> SHORT EXERCISE
Repeat each line word for word.

— BEGIN —

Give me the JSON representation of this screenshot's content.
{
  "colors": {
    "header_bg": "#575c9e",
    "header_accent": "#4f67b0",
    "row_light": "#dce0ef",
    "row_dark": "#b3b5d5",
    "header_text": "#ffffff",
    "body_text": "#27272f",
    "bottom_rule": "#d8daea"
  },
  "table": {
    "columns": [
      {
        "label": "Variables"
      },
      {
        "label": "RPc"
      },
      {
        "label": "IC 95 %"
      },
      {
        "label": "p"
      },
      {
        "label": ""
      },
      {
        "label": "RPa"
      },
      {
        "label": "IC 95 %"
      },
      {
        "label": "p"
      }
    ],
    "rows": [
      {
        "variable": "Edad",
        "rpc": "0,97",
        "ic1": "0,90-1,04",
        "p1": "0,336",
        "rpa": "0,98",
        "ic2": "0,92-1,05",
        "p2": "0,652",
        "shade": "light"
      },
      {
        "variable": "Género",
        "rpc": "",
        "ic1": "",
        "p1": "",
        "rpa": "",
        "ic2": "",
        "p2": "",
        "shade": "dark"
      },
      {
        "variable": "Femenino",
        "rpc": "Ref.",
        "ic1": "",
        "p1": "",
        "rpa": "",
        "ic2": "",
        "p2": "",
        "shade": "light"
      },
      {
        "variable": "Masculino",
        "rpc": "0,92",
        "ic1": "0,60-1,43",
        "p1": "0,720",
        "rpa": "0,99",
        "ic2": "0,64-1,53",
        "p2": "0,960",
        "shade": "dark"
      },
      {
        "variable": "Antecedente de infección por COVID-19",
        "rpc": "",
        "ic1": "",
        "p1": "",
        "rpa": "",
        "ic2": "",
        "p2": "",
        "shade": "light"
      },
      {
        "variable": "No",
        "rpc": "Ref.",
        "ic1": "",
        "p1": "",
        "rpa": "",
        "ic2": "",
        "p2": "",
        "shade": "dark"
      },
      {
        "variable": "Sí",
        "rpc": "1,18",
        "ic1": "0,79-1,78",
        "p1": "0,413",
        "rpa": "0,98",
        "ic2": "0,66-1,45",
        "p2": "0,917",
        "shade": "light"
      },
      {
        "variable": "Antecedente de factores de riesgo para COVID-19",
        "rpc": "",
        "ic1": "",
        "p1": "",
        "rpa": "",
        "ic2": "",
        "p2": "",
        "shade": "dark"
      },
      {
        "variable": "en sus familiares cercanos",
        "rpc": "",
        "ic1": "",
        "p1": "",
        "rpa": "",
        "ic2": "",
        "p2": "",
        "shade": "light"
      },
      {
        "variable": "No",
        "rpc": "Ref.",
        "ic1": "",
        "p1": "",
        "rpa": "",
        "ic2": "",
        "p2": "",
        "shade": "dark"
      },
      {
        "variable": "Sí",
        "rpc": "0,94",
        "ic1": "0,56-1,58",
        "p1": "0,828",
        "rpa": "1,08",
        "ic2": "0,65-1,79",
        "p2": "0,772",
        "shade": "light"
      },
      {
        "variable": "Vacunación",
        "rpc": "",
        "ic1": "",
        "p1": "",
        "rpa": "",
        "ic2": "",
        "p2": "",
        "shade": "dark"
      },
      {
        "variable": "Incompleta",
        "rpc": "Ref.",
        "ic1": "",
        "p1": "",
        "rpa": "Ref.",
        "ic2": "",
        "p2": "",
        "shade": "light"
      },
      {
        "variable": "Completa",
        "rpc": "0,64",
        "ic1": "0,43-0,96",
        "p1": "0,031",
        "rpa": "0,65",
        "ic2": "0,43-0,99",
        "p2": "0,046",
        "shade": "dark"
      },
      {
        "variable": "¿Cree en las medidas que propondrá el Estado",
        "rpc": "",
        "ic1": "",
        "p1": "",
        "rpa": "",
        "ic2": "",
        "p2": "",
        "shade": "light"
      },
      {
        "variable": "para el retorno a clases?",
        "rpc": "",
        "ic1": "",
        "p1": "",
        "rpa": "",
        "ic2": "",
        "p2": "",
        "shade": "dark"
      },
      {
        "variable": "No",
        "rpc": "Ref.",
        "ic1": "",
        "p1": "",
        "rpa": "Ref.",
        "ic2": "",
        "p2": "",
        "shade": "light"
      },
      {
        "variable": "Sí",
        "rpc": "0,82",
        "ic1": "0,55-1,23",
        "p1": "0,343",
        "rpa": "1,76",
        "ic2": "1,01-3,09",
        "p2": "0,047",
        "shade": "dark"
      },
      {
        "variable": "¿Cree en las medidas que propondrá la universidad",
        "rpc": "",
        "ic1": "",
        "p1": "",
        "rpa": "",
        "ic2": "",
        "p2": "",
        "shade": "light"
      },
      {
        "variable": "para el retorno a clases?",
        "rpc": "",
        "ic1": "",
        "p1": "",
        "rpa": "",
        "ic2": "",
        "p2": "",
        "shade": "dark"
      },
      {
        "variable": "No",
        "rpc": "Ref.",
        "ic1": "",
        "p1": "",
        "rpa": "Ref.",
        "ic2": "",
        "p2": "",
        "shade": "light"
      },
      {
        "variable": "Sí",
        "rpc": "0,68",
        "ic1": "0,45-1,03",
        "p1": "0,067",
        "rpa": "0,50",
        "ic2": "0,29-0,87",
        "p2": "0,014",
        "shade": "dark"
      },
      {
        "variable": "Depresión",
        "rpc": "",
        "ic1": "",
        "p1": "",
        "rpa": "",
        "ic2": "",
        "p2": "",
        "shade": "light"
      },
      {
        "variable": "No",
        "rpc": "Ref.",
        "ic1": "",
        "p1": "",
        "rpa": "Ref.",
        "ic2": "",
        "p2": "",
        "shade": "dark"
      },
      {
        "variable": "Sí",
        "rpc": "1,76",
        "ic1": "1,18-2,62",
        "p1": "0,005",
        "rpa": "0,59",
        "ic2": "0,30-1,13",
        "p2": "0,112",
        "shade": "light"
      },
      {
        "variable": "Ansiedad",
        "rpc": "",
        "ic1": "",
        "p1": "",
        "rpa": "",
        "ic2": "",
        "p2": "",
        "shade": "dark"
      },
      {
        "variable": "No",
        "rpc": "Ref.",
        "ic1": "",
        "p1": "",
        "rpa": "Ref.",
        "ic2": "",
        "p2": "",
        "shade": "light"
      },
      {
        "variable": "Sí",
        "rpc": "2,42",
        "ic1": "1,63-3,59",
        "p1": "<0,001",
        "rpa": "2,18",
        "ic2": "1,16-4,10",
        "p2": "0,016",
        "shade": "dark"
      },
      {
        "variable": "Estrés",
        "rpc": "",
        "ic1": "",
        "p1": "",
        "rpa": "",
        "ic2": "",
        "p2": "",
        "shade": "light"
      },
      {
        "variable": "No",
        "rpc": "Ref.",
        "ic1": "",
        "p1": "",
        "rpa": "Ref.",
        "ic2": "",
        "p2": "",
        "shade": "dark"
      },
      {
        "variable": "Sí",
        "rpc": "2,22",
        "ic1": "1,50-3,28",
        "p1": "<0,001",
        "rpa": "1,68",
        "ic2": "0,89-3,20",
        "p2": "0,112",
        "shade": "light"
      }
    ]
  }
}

— END —

> FINISHED ANSWER
Give me the JSON representation of this screenshot's content.
{
  "colors": {
    "header_bg": "#575c9e",
    "header_accent": "#4f67b0",
    "row_light": "#dce0ef",
    "row_dark": "#b3b5d5",
    "header_text": "#ffffff",
    "body_text": "#27272f",
    "bottom_rule": "#d8daea"
  },
  "table": {
    "columns": [
      {
        "label": "Variables"
      },
      {
        "label": "RPc"
      },
      {
        "label": "IC 95 %"
      },
      {
        "label": "p"
      },
      {
        "label": ""
      },
      {
        "label": "RPa"
      },
      {
        "label": "IC 95 %"
      },
      {
        "label": "p"
      }
    ],
    "rows": [
      {
        "variable": "Edad",
        "rpc": "0,97",
        "ic1": "0,90-1,04",
        "p1": "0,336",
        "rpa": "0,98",
        "ic2": "0,92-1,05",
        "p2": "0,652",
        "shade": "light"
      },
      {
        "variable": "Género",
        "rpc": "",
        "ic1": "",
        "p1": "",
        "rpa": "",
        "ic2": "",
        "p2": "",
        "shade": "dark"
      },
      {
        "variable": "Femenino",
        "rpc": "Ref.",
        "ic1": "",
        "p1": "",
        "rpa": "",
        "ic2": "",
        "p2": "",
        "shade": "light"
      },
      {
        "variable": "Masculino",
        "rpc": "0,92",
        "ic1": "0,60-1,43",
        "p1": "0,720",
        "rpa": "0,99",
        "ic2": "0,64-1,53",
        "p2": "0,960",
        "shade": "dark"
      },
      {
        "variable": "Antecedente de infección por COVID-19",
        "rpc": "",
        "ic1": "",
        "p1": "",
        "rpa": "",
        "ic2": "",
        "p2": "",
        "shade": "light"
      },
      {
        "variable": "No",
        "rpc": "Ref.",
        "ic1": "",
        "p1": "",
        "rpa": "",
        "ic2": "",
        "p2": "",
        "shade": "dark"
      },
      {
        "variable": "Sí",
        "rpc": "1,18",
        "ic1": "0,79-1,78",
        "p1": "0,413",
        "rpa": "0,98",
        "ic2": "0,66-1,45",
        "p2": "0,917",
        "shade": "light"
      },
      {
        "variable": "Antecedente de factores de riesgo para COVID-19",
        "rpc": "",
        "ic1": "",
        "p1": "",
        "rpa": "",
        "ic2": "",
        "p2": "",
        "shade": "dark"
      },
      {
        "variable": "en sus familiares cercanos",
        "rpc": "",
        "ic1": "",
        "p1": "",
        "rpa": "",
        "ic2": "",
        "p2": "",
        "shade": "light"
      },
      {
        "variable": "No",
        "rpc": "Ref.",
        "ic1": "",
        "p1": "",
        "rpa": "",
        "ic2": "",
        "p2": "",
        "shade": "dark"
      },
      {
        "variable": "Sí",
        "rpc": "0,94",
        "ic1": "0,56-1,58",
        "p1": "0,828",
        "rpa": "1,08",
        "ic2": "0,65-1,79",
        "p2": "0,772",
        "shade": "light"
      },
      {
        "variable": "Vacunación",
        "rpc": "",
        "ic1": "",
        "p1": "",
        "rpa": "",
        "ic2": "",
        "p2": "",
        "shade": "dark"
      },
      {
        "variable": "Incompleta",
        "rpc": "Ref.",
        "ic1": "",
        "p1": "",
        "rpa": "Ref.",
        "ic2": "",
        "p2": "",
        "shade": "light"
      },
      {
        "variable": "Completa",
        "rpc": "0,64",
        "ic1": "0,43-0,96",
        "p1": "0,031",
        "rpa": "0,65",
        "ic2": "0,43-0,99",
        "p2": "0,046",
        "shade": "dark"
      },
      {
        "variable": "¿Cree en las medidas que propondrá el Estado",
        "rpc": "",
        "ic1": "",
        "p1": "",
        "rpa": "",
        "ic2": "",
        "p2": "",
        "shade": "light"
      },
      {
        "variable": "para el retorno a clases?",
        "rpc": "",
        "ic1": "",
        "p1": "",
        "rpa": "",
        "ic2": "",
        "p2": "",
        "shade": "dark"
      },
      {
        "variable": "No",
        "rpc": "Ref.",
        "ic1": "",
        "p1": "",
        "rpa": "Ref.",
        "ic2": "",
        "p2": "",
        "shade": "light"
      },
      {
        "variable": "Sí",
        "rpc": "0,82",
        "ic1": "0,55-1,23",
        "p1": "0,343",
        "rpa": "1,76",
        "ic2": "1,01-3,09",
        "p2": "0,047",
        "shade": "dark"
      },
      {
        "variable": "¿Cree en las medidas que propondrá la universidad",
        "rpc": "",
        "ic1": "",
        "p1": "",
        "rpa": "",
        "ic2": "",
        "p2": "",
        "shade": "light"
      },
      {
        "variable": "para el retorno a clases?",
        "rpc": "",
        "ic1": "",
        "p1": "",
        "rpa": "",
        "ic2": "",
        "p2": "",
        "shade": "dark"
      },
      {
        "variable": "No",
        "rpc": "Ref.",
        "ic1": "",
        "p1": "",
        "rpa": "Ref.",
        "ic2": "",
        "p2": "",
        "shade": "light"
      },
      {
        "variable": "Sí",
        "rpc": "0,68",
        "ic1": "0,45-1,03",
        "p1": "0,067",
        "rpa": "0,50",
        "ic2": "0,29-0,87",
        "p2": "0,014",
        "shade": "dark"
      },
      {
        "variable": "Depresión",
        "rpc": "",
        "ic1": "",
        "p1": "",
        "rpa": "",
        "ic2": "",
        "p2": "",
        "shade": "light"
      },
      {
        "variable": "No",
        "rpc": "Ref.",
        "ic1": "",
        "p1": "",
        "rpa": "Ref.",
        "ic2": "",
        "p2": "",
        "shade": "dark"
      },
      {
        "variable": "Sí",
        "rpc": "1,76",
        "ic1": "1,18-2,62",
        "p1": "0,005",
        "rpa": "0,59",
        "ic2": "0,30-1,13",
        "p2": "0,112",
        "shade": "light"
      },
      {
        "variable": "Ansiedad",
        "rpc": "",
        "ic1": "",
        "p1": "",
        "rpa": "",
        "ic2": "",
        "p2": "",
        "shade": "dark"
      },
      {
        "variable": "No",
        "rpc": "Ref.",
        "ic1": "",
        "p1": "",
        "rpa": "Ref.",
        "ic2": "",
        "p2": "",
        "shade": "light"
      },
      {
        "variable": "Sí",
        "rpc": "2,42",
        "ic1": "1,63-3,59",
        "p1": "<0,001",
        "rpa": "2,18",
        "ic2": "1,16-4,10",
        "p2": "0,016",
        "shade": "dark"
      },
      {
        "variable": "Estrés",
        "rpc": "",
        "ic1": "",
        "p1": "",
        "rpa": "",
        "ic2": "",
        "p2": "",
        "shade": "light"
      },
      {
        "variable": "No",
        "rpc": "Ref.",
        "ic1": "",
        "p1": "",
        "rpa": "Ref.",
        "ic2": "",
        "p2": "",
        "shade": "dark"
      },
      {
        "variable": "Sí",
        "rpc": "2,22",
        "ic1": "1,50-3,28",
        "p1": "<0,001",
        "rpa": "1,68",
        "ic2": "0,89-3,20",
        "p2": "0,112",
        "shade": "light"
      }
    ]
  }
}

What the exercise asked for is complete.